┌──

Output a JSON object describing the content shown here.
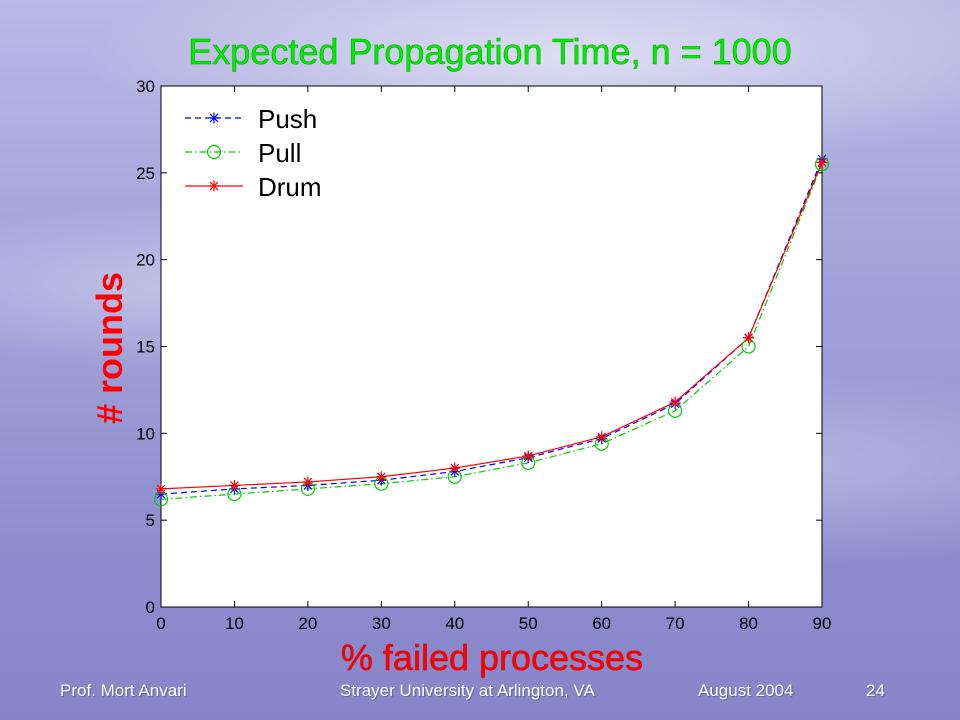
{
  "chart_data": {
    "type": "line",
    "title": "Expected Propagation Time, n = 1000",
    "xlabel": "% failed processes",
    "ylabel": "# rounds",
    "xlim": [
      0,
      90
    ],
    "ylim": [
      0,
      30
    ],
    "x": [
      0,
      10,
      20,
      30,
      40,
      50,
      60,
      70,
      80,
      90
    ],
    "xticks": [
      0,
      10,
      20,
      30,
      40,
      50,
      60,
      70,
      80,
      90
    ],
    "yticks": [
      0,
      5,
      10,
      15,
      20,
      25,
      30
    ],
    "legend_position": "top-left",
    "grid": false,
    "series": [
      {
        "name": "Push",
        "color": "#0000ff",
        "dash": "6,4",
        "marker": "star",
        "values": [
          6.5,
          6.8,
          7.0,
          7.3,
          7.8,
          8.6,
          9.7,
          11.7,
          15.5,
          25.8
        ]
      },
      {
        "name": "Pull",
        "color": "#00cc00",
        "dash": "7,3,1.5,3",
        "marker": "circle",
        "values": [
          6.2,
          6.5,
          6.8,
          7.1,
          7.5,
          8.3,
          9.4,
          11.3,
          15.0,
          25.5
        ]
      },
      {
        "name": "Drum",
        "color": "#ff0000",
        "dash": "",
        "marker": "star",
        "values": [
          6.8,
          7.0,
          7.2,
          7.5,
          8.0,
          8.7,
          9.8,
          11.8,
          15.5,
          25.6
        ]
      }
    ],
    "colors": {
      "title": "#00ee00",
      "axis_label": "#ff0000",
      "tick": "#000000"
    }
  },
  "footer": {
    "author": "Prof. Mort Anvari",
    "institution": "Strayer University at Arlington, VA",
    "date": "August 2004",
    "page": "24"
  }
}
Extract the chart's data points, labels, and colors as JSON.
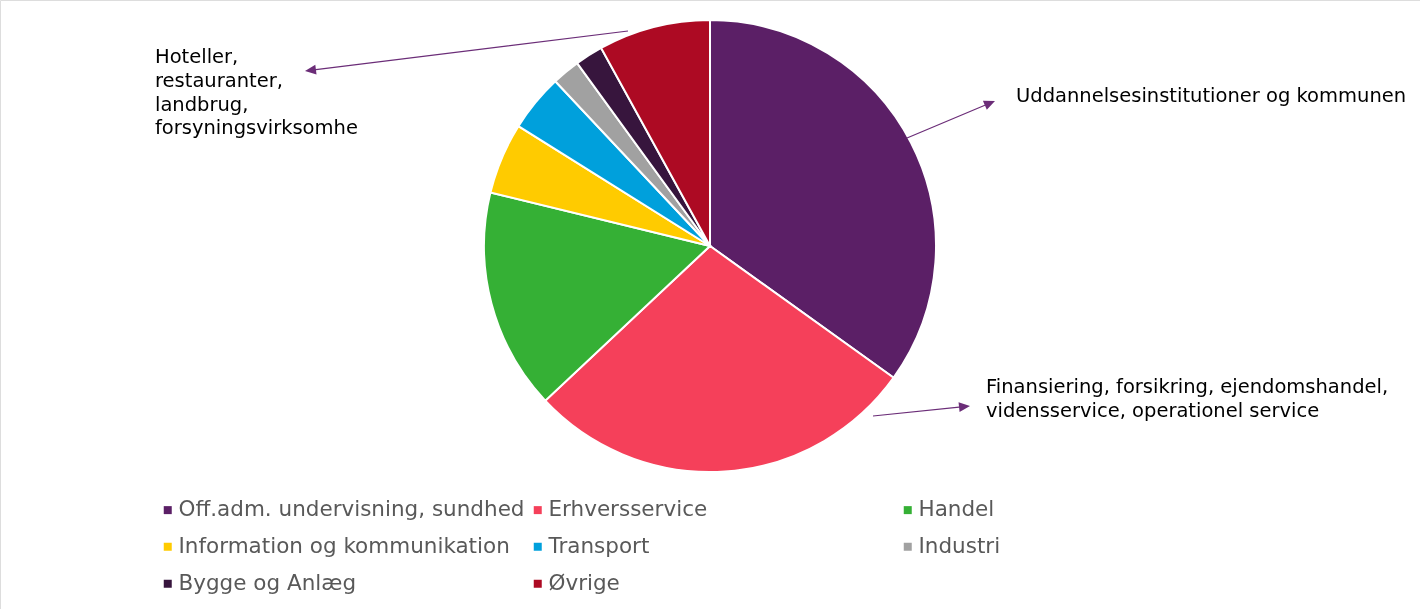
{
  "chart_data": {
    "type": "pie",
    "categories": [
      "Off.adm. undervisning, sundhed",
      "Erhversservice",
      "Handel",
      "Information og kommunikation",
      "Transport",
      "Industri",
      "Bygge og Anlæg",
      "Øvrige"
    ],
    "values": [
      34.9,
      28.1,
      15.8,
      5.1,
      4.1,
      2.0,
      2.0,
      8.0
    ],
    "colors": [
      "#5b1f66",
      "#f5405a",
      "#35b035",
      "#ffcb00",
      "#00a0dc",
      "#a1a1a1",
      "#37153d",
      "#ad0a23"
    ],
    "legend": "bottom",
    "annotations": [
      "Hoteller, restauranter, landbrug, forsyningsvirksomhe",
      "Uddannelsesinstitutioner og kommunen",
      "Finansiering, forsikring, ejendomshandel, vidensservice, operationel service"
    ]
  }
}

└──

Pictures are excluded; output everything else in the data verbatim.

Output a JSON object describing the content shown here.
{
  "chart_data": {
    "type": "line",
    "title": "Expected Propagation Time, n = 1000",
    "xlabel": "% failed processes",
    "ylabel": "# rounds",
    "xlim": [
      0,
      90
    ],
    "ylim": [
      0,
      30
    ],
    "x": [
      0,
      10,
      20,
      30,
      40,
      50,
      60,
      70,
      80,
      90
    ],
    "xticks": [
      0,
      10,
      20,
      30,
      40,
      50,
      60,
      70,
      80,
      90
    ],
    "yticks": [
      0,
      5,
      10,
      15,
      20,
      25,
      30
    ],
    "legend_position": "top-left",
    "grid": false,
    "series": [
      {
        "name": "Push",
        "color": "#0000ff",
        "dash": "6,4",
        "marker": "star",
        "values": [
          6.5,
          6.8,
          7.0,
          7.3,
          7.8,
          8.6,
          9.7,
          11.7,
          15.5,
          25.8
        ]
      },
      {
        "name": "Pull",
        "color": "#00cc00",
        "dash": "7,3,1.5,3",
        "marker": "circle",
        "values": [
          6.2,
          6.5,
          6.8,
          7.1,
          7.5,
          8.3,
          9.4,
          11.3,
          15.0,
          25.5
        ]
      },
      {
        "name": "Drum",
        "color": "#ff0000",
        "dash": "",
        "marker": "star",
        "values": [
          6.8,
          7.0,
          7.2,
          7.5,
          8.0,
          8.7,
          9.8,
          11.8,
          15.5,
          25.6
        ]
      }
    ],
    "colors": {
      "title": "#00ee00",
      "axis_label": "#ff0000",
      "tick": "#000000"
    }
  },
  "footer": {
    "author": "Prof. Mort Anvari",
    "institution": "Strayer University at Arlington, VA",
    "date": "August 2004",
    "page": "24"
  }
}
Extract the chart's data points, labels, and colors as JSON.
{
  "chart_data": {
    "type": "pie",
    "categories": [
      "Off.adm. undervisning, sundhed",
      "Erhversservice",
      "Handel",
      "Information og kommunikation",
      "Transport",
      "Industri",
      "Bygge og Anlæg",
      "Øvrige"
    ],
    "values": [
      34.9,
      28.1,
      15.8,
      5.1,
      4.1,
      2.0,
      2.0,
      8.0
    ],
    "colors": [
      "#5b1f66",
      "#f5405a",
      "#35b035",
      "#ffcb00",
      "#00a0dc",
      "#a1a1a1",
      "#37153d",
      "#ad0a23"
    ],
    "legend": "bottom",
    "annotations": [
      "Hoteller, restauranter, landbrug, forsyningsvirksomhe",
      "Uddannelsesinstitutioner og kommunen",
      "Finansiering, forsikring, ejendomshandel, vidensservice, operationel service"
    ]
  }
}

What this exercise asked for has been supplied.